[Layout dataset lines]
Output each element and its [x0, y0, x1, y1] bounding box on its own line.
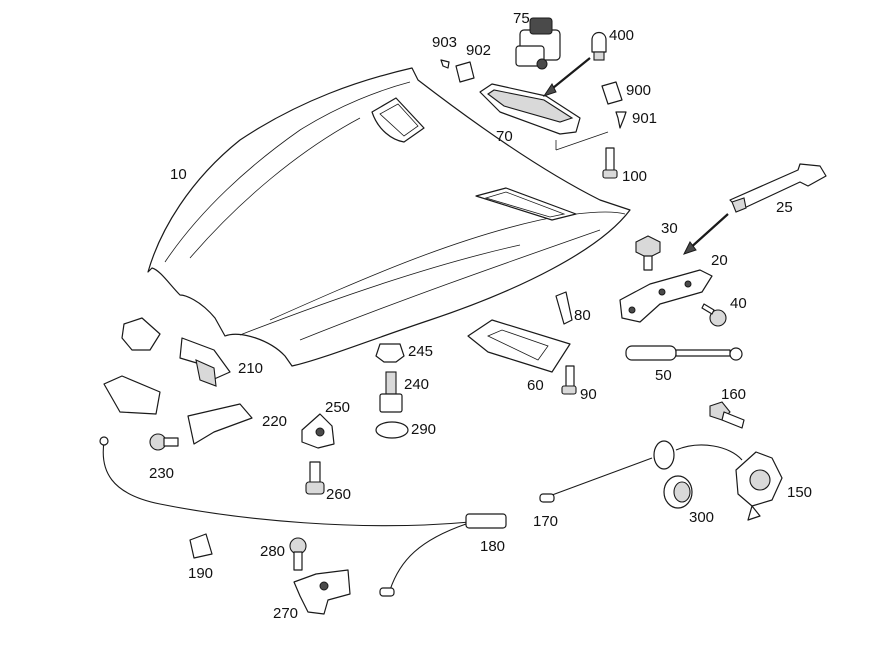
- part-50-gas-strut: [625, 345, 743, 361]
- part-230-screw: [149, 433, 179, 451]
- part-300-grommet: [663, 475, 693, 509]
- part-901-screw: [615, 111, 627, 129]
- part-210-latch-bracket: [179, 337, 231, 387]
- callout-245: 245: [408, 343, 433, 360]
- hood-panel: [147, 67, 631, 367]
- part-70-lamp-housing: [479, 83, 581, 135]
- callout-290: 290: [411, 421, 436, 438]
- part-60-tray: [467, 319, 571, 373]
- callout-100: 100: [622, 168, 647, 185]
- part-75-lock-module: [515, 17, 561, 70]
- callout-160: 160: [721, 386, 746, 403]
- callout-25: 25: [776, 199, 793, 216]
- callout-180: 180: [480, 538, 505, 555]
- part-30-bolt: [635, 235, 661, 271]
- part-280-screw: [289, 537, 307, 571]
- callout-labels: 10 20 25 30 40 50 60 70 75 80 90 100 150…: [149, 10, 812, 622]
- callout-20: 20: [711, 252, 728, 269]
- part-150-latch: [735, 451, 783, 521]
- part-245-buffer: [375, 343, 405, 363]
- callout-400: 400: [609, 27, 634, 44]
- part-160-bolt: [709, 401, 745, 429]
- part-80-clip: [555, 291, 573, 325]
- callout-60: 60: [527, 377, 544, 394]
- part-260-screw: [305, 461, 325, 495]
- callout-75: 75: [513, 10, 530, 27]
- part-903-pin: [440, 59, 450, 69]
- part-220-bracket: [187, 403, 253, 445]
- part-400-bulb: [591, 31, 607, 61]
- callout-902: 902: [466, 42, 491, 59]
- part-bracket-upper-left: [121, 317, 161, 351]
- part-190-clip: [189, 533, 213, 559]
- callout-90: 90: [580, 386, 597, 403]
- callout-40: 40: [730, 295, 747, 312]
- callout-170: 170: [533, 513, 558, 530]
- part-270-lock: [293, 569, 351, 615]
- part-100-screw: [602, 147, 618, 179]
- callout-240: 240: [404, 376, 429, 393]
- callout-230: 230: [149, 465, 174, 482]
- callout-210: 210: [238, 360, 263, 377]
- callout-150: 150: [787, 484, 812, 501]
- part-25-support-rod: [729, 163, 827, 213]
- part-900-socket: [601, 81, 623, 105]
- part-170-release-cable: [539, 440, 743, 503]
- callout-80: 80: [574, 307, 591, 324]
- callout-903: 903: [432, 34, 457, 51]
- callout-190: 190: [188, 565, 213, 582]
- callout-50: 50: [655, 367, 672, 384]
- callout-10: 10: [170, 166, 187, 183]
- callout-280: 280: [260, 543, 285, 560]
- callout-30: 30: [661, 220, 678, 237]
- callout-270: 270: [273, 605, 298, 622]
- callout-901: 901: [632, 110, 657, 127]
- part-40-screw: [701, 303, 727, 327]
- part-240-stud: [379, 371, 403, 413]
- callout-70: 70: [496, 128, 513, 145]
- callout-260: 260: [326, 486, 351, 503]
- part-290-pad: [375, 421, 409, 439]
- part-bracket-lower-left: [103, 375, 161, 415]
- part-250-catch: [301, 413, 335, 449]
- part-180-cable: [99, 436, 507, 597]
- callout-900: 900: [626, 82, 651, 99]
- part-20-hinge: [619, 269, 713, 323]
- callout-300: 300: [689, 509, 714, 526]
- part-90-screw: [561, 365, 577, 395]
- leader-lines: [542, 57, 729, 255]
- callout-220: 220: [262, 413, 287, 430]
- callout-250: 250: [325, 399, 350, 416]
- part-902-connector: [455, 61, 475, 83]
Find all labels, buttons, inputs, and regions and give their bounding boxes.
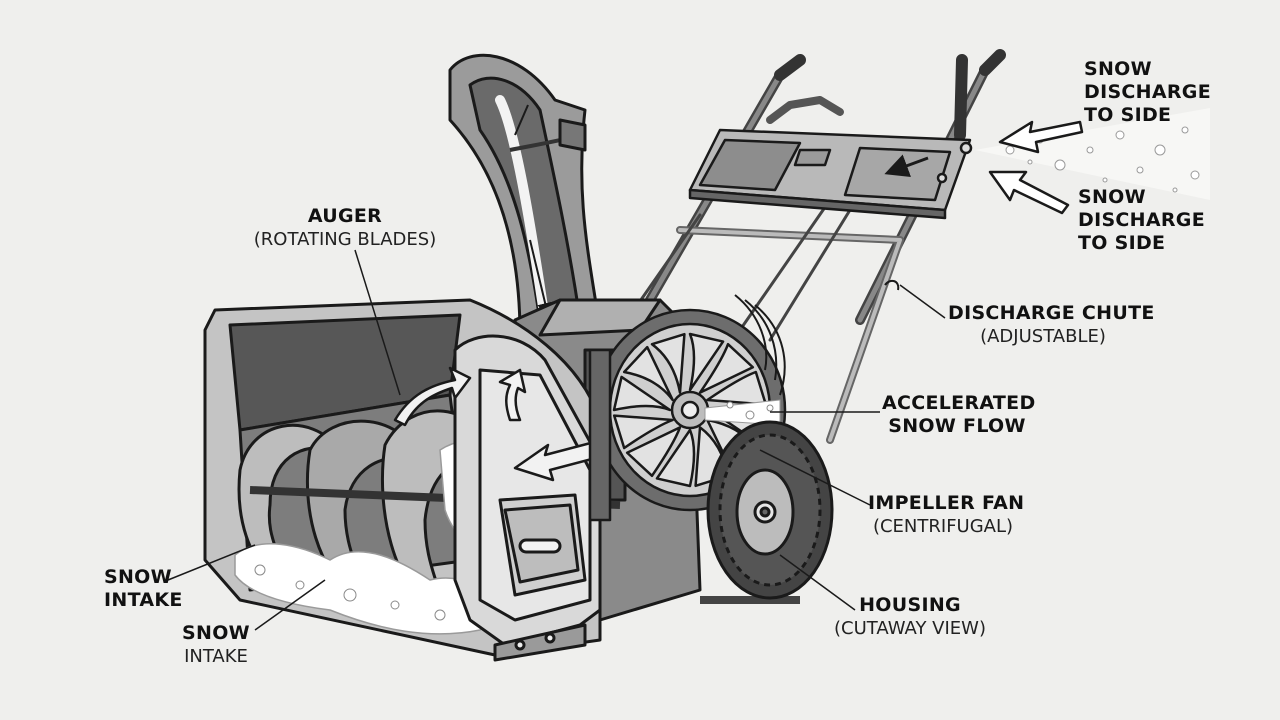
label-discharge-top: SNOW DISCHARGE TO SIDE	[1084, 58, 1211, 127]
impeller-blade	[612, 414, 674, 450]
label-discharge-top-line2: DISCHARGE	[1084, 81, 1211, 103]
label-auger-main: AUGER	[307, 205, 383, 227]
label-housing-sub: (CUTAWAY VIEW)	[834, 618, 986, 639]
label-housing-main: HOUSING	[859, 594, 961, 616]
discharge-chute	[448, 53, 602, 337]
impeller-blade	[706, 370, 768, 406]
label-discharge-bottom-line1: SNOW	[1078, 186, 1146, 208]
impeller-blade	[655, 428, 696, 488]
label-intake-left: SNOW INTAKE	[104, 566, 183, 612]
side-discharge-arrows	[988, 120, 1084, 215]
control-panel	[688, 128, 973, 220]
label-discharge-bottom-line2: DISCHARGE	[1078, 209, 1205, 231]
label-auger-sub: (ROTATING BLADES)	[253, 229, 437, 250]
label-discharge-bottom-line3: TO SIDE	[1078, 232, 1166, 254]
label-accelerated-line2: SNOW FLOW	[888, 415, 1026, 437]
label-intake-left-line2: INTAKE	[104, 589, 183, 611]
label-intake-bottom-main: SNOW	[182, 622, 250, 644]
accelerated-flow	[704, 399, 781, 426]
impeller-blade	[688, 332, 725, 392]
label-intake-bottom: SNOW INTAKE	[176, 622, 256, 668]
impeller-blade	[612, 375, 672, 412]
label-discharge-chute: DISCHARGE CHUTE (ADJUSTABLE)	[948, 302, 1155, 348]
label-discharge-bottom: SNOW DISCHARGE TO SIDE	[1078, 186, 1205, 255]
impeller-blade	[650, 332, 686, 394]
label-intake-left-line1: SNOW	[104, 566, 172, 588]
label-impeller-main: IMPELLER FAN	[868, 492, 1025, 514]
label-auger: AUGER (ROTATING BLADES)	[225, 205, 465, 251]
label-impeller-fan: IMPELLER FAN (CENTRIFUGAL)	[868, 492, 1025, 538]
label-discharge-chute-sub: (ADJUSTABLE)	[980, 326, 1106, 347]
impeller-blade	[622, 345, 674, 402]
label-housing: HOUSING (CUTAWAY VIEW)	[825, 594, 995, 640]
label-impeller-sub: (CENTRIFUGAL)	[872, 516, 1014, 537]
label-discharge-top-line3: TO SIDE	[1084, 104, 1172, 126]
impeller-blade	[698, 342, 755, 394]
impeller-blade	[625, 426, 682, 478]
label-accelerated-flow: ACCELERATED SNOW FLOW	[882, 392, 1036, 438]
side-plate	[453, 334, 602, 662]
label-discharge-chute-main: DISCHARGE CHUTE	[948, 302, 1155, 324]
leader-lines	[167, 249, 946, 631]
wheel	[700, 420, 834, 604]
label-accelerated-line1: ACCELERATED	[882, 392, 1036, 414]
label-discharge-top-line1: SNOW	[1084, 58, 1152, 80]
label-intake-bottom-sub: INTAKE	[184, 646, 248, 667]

- _What is being asked_
Copy out all of the lines above word for word, without the pictures.

- _The response_
Output each element and its [x0, y0, x1, y1] bounding box on its own line.
- part-50-gas-strut: [625, 345, 743, 361]
- part-230-screw: [149, 433, 179, 451]
- part-300-grommet: [663, 475, 693, 509]
- part-901-screw: [615, 111, 627, 129]
- part-210-latch-bracket: [179, 337, 231, 387]
- callout-245: 245: [408, 343, 433, 360]
- hood-panel: [147, 67, 631, 367]
- part-70-lamp-housing: [479, 83, 581, 135]
- callout-290: 290: [411, 421, 436, 438]
- part-60-tray: [467, 319, 571, 373]
- callout-100: 100: [622, 168, 647, 185]
- part-75-lock-module: [515, 17, 561, 70]
- callout-160: 160: [721, 386, 746, 403]
- callout-25: 25: [776, 199, 793, 216]
- callout-180: 180: [480, 538, 505, 555]
- part-30-bolt: [635, 235, 661, 271]
- part-280-screw: [289, 537, 307, 571]
- callout-labels: 10 20 25 30 40 50 60 70 75 80 90 100 150…: [149, 10, 812, 622]
- callout-20: 20: [711, 252, 728, 269]
- part-150-latch: [735, 451, 783, 521]
- part-245-buffer: [375, 343, 405, 363]
- callout-400: 400: [609, 27, 634, 44]
- part-160-bolt: [709, 401, 745, 429]
- part-80-clip: [555, 291, 573, 325]
- callout-60: 60: [527, 377, 544, 394]
- part-260-screw: [305, 461, 325, 495]
- callout-75: 75: [513, 10, 530, 27]
- part-903-pin: [440, 59, 450, 69]
- part-220-bracket: [187, 403, 253, 445]
- part-400-bulb: [591, 31, 607, 61]
- callout-902: 902: [466, 42, 491, 59]
- part-bracket-upper-left: [121, 317, 161, 351]
- part-190-clip: [189, 533, 213, 559]
- callout-90: 90: [580, 386, 597, 403]
- callout-40: 40: [730, 295, 747, 312]
- callout-170: 170: [533, 513, 558, 530]
- part-270-lock: [293, 569, 351, 615]
- part-100-screw: [602, 147, 618, 179]
- callout-240: 240: [404, 376, 429, 393]
- callout-230: 230: [149, 465, 174, 482]
- callout-210: 210: [238, 360, 263, 377]
- callout-150: 150: [787, 484, 812, 501]
- part-25-support-rod: [729, 163, 827, 213]
- part-900-socket: [601, 81, 623, 105]
- part-170-release-cable: [539, 440, 743, 503]
- callout-80: 80: [574, 307, 591, 324]
- callout-903: 903: [432, 34, 457, 51]
- callout-190: 190: [188, 565, 213, 582]
- callout-50: 50: [655, 367, 672, 384]
- callout-10: 10: [170, 166, 187, 183]
- callout-280: 280: [260, 543, 285, 560]
- callout-30: 30: [661, 220, 678, 237]
- callout-270: 270: [273, 605, 298, 622]
- callout-901: 901: [632, 110, 657, 127]
- part-40-screw: [701, 303, 727, 327]
- part-240-stud: [379, 371, 403, 413]
- callout-70: 70: [496, 128, 513, 145]
- callout-260: 260: [326, 486, 351, 503]
- part-290-pad: [375, 421, 409, 439]
- part-bracket-lower-left: [103, 375, 161, 415]
- part-250-catch: [301, 413, 335, 449]
- part-180-cable: [99, 436, 507, 597]
- callout-900: 900: [626, 82, 651, 99]
- part-20-hinge: [619, 269, 713, 323]
- callout-300: 300: [689, 509, 714, 526]
- part-90-screw: [561, 365, 577, 395]
- leader-lines: [542, 57, 729, 255]
- callout-220: 220: [262, 413, 287, 430]
- callout-250: 250: [325, 399, 350, 416]
- part-902-connector: [455, 61, 475, 83]
Find all labels, buttons, inputs, and regions and give their bounding boxes.
label-discharge-top: SNOW DISCHARGE TO SIDE	[1084, 58, 1211, 127]
impeller-blade	[612, 414, 674, 450]
label-discharge-top-line2: DISCHARGE	[1084, 81, 1211, 103]
label-auger-main: AUGER	[307, 205, 383, 227]
label-housing-sub: (CUTAWAY VIEW)	[834, 618, 986, 639]
label-housing-main: HOUSING	[859, 594, 961, 616]
discharge-chute	[448, 53, 602, 337]
impeller-blade	[706, 370, 768, 406]
label-discharge-bottom-line1: SNOW	[1078, 186, 1146, 208]
impeller-blade	[655, 428, 696, 488]
label-intake-left: SNOW INTAKE	[104, 566, 183, 612]
side-discharge-arrows	[988, 120, 1084, 215]
control-panel	[688, 128, 973, 220]
label-discharge-bottom-line2: DISCHARGE	[1078, 209, 1205, 231]
label-auger-sub: (ROTATING BLADES)	[253, 229, 437, 250]
label-discharge-bottom-line3: TO SIDE	[1078, 232, 1166, 254]
label-accelerated-line2: SNOW FLOW	[888, 415, 1026, 437]
label-intake-left-line2: INTAKE	[104, 589, 183, 611]
label-intake-bottom-main: SNOW	[182, 622, 250, 644]
accelerated-flow	[704, 399, 781, 426]
impeller-blade	[688, 332, 725, 392]
label-intake-bottom: SNOW INTAKE	[176, 622, 256, 668]
impeller-blade	[612, 375, 672, 412]
label-discharge-chute: DISCHARGE CHUTE (ADJUSTABLE)	[948, 302, 1155, 348]
label-discharge-bottom: SNOW DISCHARGE TO SIDE	[1078, 186, 1205, 255]
impeller-blade	[650, 332, 686, 394]
label-intake-left-line1: SNOW	[104, 566, 172, 588]
label-impeller-main: IMPELLER FAN	[868, 492, 1025, 514]
label-auger: AUGER (ROTATING BLADES)	[225, 205, 465, 251]
label-impeller-fan: IMPELLER FAN (CENTRIFUGAL)	[868, 492, 1025, 538]
label-discharge-chute-sub: (ADJUSTABLE)	[980, 326, 1106, 347]
impeller-blade	[622, 345, 674, 402]
label-housing: HOUSING (CUTAWAY VIEW)	[825, 594, 995, 640]
label-impeller-sub: (CENTRIFUGAL)	[872, 516, 1014, 537]
label-discharge-top-line3: TO SIDE	[1084, 104, 1172, 126]
impeller-blade	[698, 342, 755, 394]
impeller-blade	[625, 426, 682, 478]
label-accelerated-flow: ACCELERATED SNOW FLOW	[882, 392, 1036, 438]
side-plate	[453, 334, 602, 662]
label-discharge-chute-main: DISCHARGE CHUTE	[948, 302, 1155, 324]
leader-lines	[167, 249, 946, 631]
wheel	[700, 420, 834, 604]
label-accelerated-line1: ACCELERATED	[882, 392, 1036, 414]
label-discharge-top-line1: SNOW	[1084, 58, 1152, 80]
label-intake-bottom-sub: INTAKE	[184, 646, 248, 667]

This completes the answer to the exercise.